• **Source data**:
↓
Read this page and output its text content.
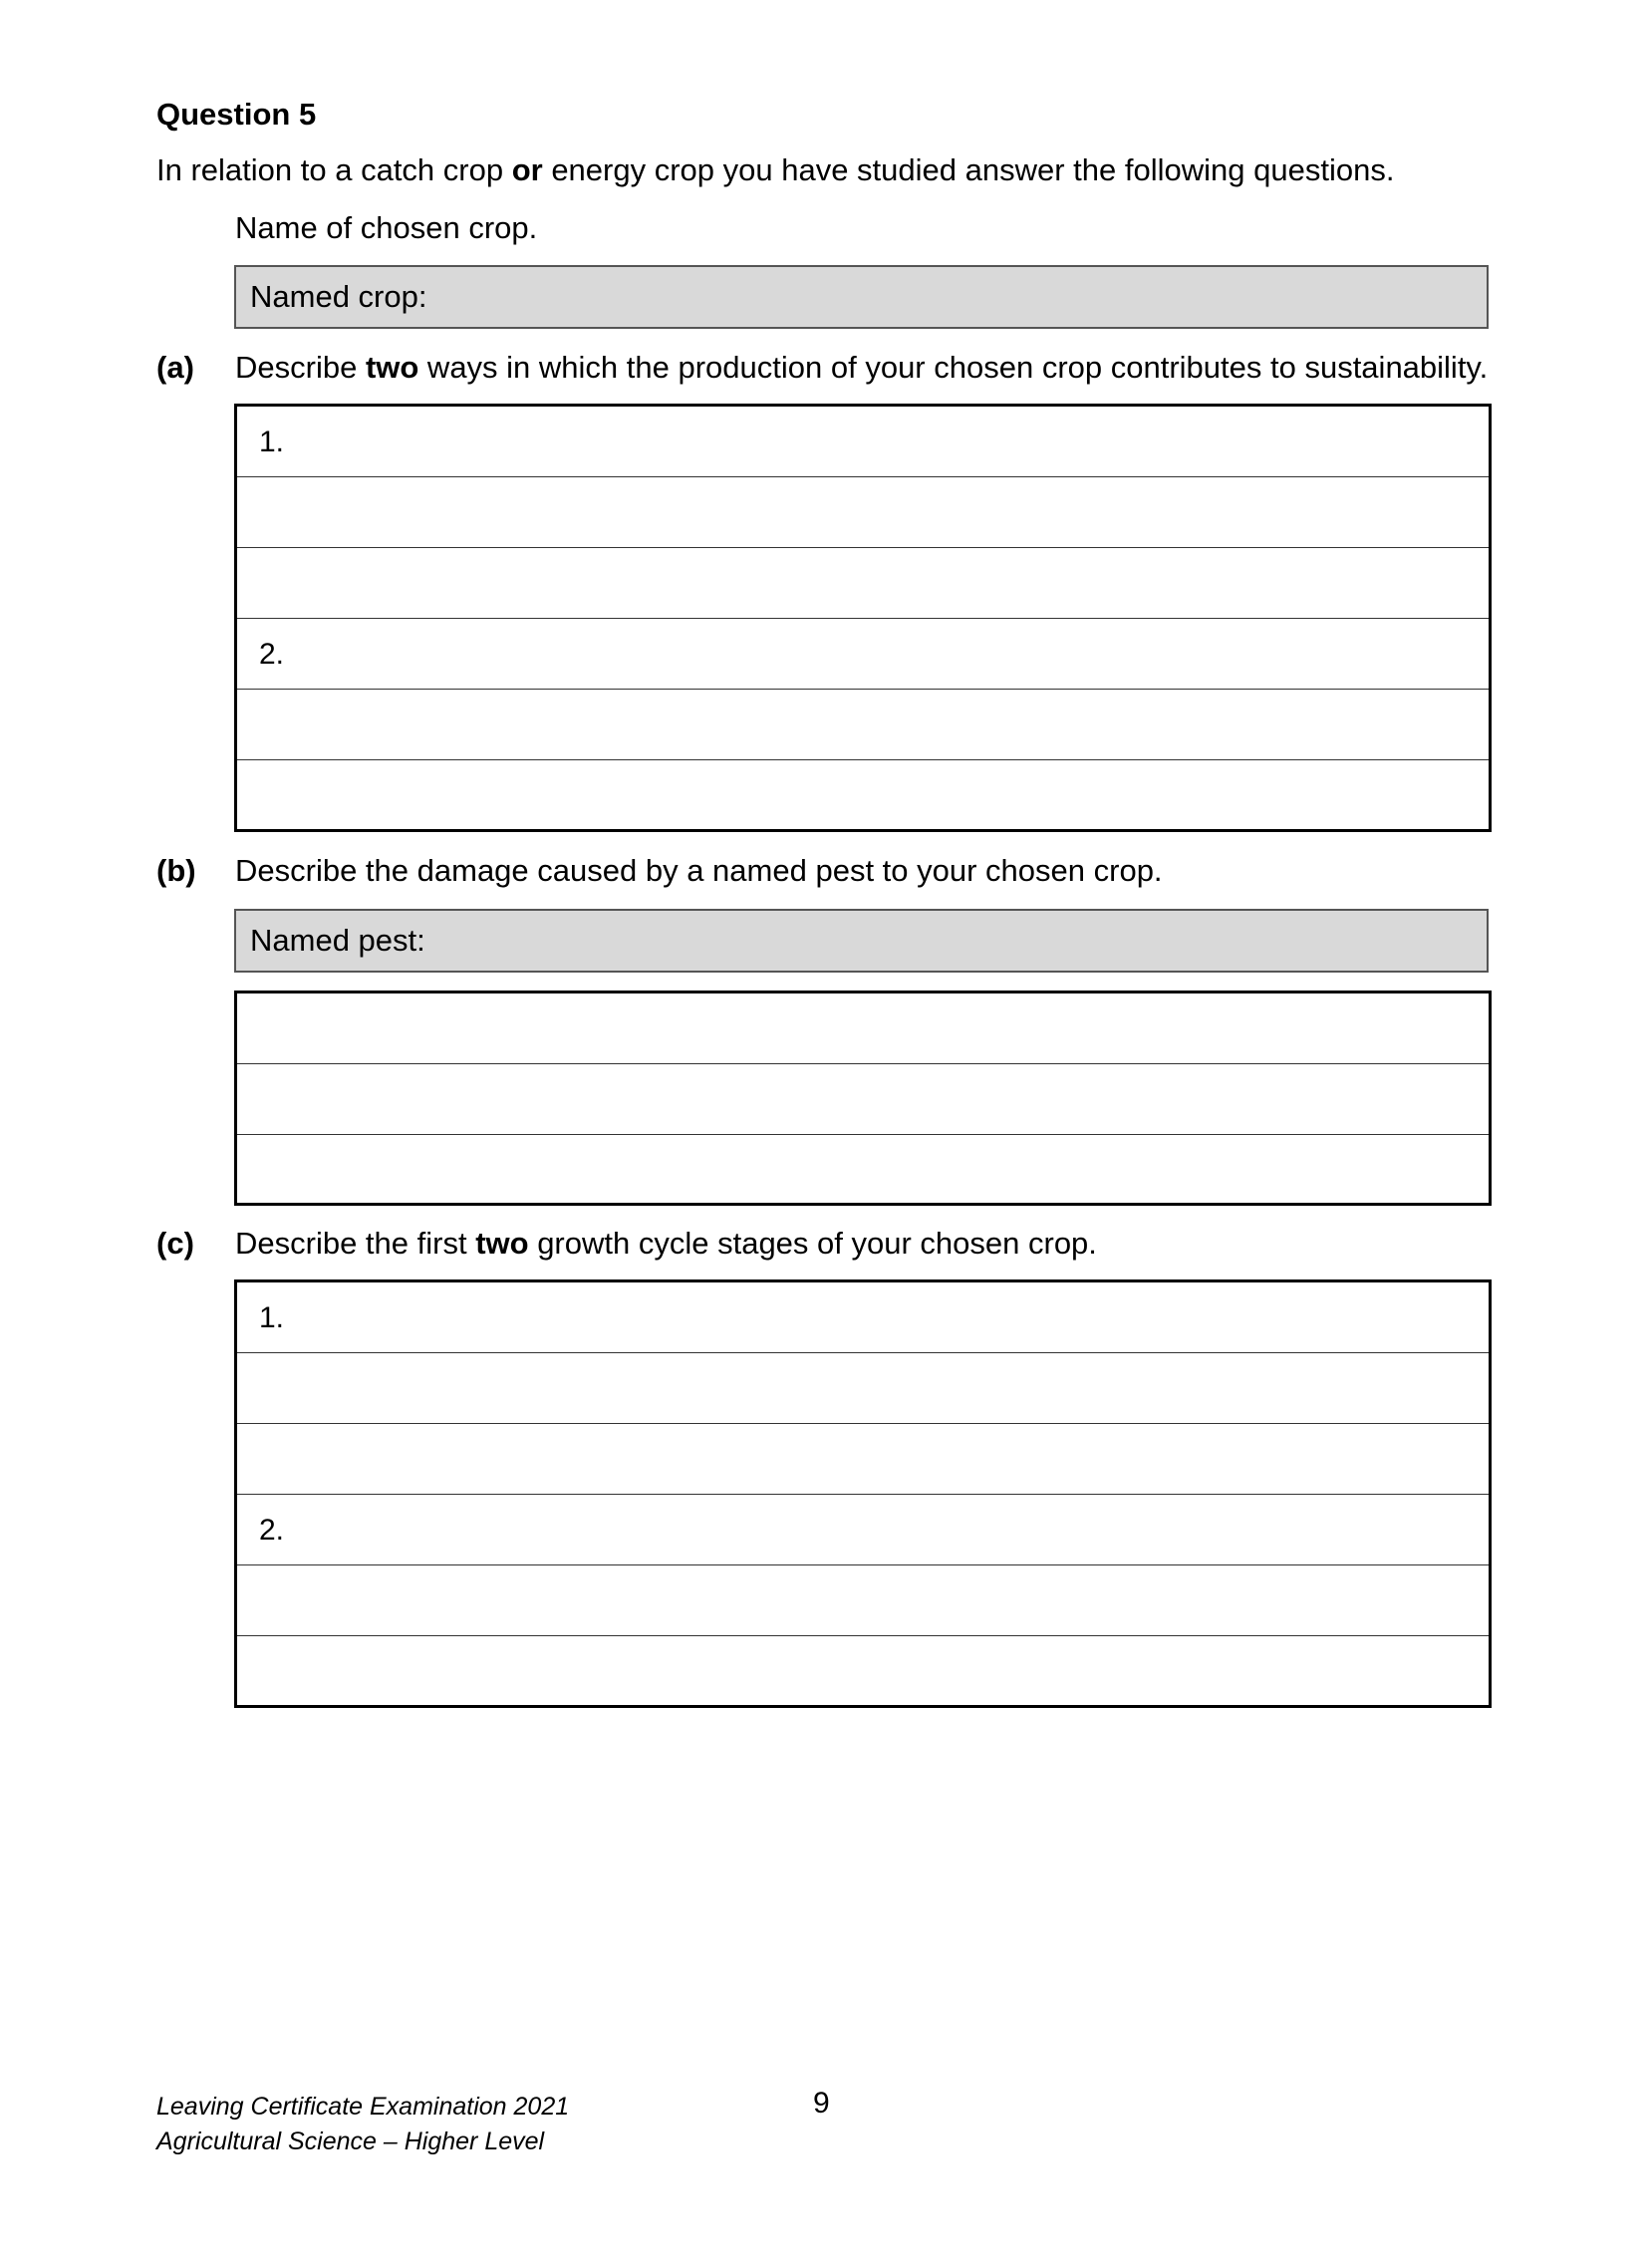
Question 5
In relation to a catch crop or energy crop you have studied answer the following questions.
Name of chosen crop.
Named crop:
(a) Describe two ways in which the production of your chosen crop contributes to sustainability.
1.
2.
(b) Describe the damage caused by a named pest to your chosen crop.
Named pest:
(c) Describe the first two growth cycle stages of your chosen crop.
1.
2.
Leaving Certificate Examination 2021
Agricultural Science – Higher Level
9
↑
↓
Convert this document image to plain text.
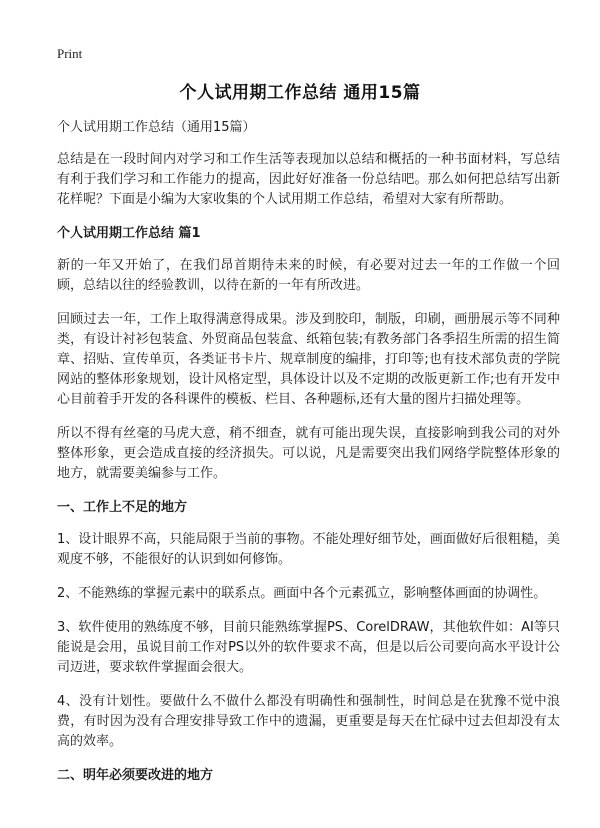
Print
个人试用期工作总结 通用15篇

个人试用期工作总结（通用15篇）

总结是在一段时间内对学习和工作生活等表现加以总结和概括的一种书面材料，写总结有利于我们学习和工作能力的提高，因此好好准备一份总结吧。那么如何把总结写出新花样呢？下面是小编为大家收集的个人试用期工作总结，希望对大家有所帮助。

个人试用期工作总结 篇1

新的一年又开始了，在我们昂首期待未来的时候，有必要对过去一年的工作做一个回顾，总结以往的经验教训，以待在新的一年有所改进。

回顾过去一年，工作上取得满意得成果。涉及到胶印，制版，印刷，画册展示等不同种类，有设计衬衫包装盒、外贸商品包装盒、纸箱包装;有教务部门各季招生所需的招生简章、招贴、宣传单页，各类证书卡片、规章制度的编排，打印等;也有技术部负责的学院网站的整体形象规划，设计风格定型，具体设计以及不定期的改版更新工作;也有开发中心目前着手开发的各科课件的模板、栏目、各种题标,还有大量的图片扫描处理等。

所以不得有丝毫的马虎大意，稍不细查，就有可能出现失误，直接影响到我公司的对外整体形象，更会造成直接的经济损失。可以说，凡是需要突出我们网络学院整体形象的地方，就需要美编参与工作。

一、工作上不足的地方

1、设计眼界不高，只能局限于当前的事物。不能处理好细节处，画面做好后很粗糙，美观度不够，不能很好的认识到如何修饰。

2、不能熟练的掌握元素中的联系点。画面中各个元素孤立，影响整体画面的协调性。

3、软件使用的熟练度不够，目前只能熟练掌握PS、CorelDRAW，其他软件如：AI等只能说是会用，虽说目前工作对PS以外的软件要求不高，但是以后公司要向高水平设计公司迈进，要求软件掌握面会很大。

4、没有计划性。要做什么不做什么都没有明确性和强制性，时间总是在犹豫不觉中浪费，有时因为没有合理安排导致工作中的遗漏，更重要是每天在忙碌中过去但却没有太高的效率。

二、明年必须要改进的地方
↑
• **SET TASK**: Scan the listing above and identify each line holding the string "text"; copy every such line.

• **RESPONSE TO THIS TASK**:
Read this page and output its text content.
Convert this document image to plain text.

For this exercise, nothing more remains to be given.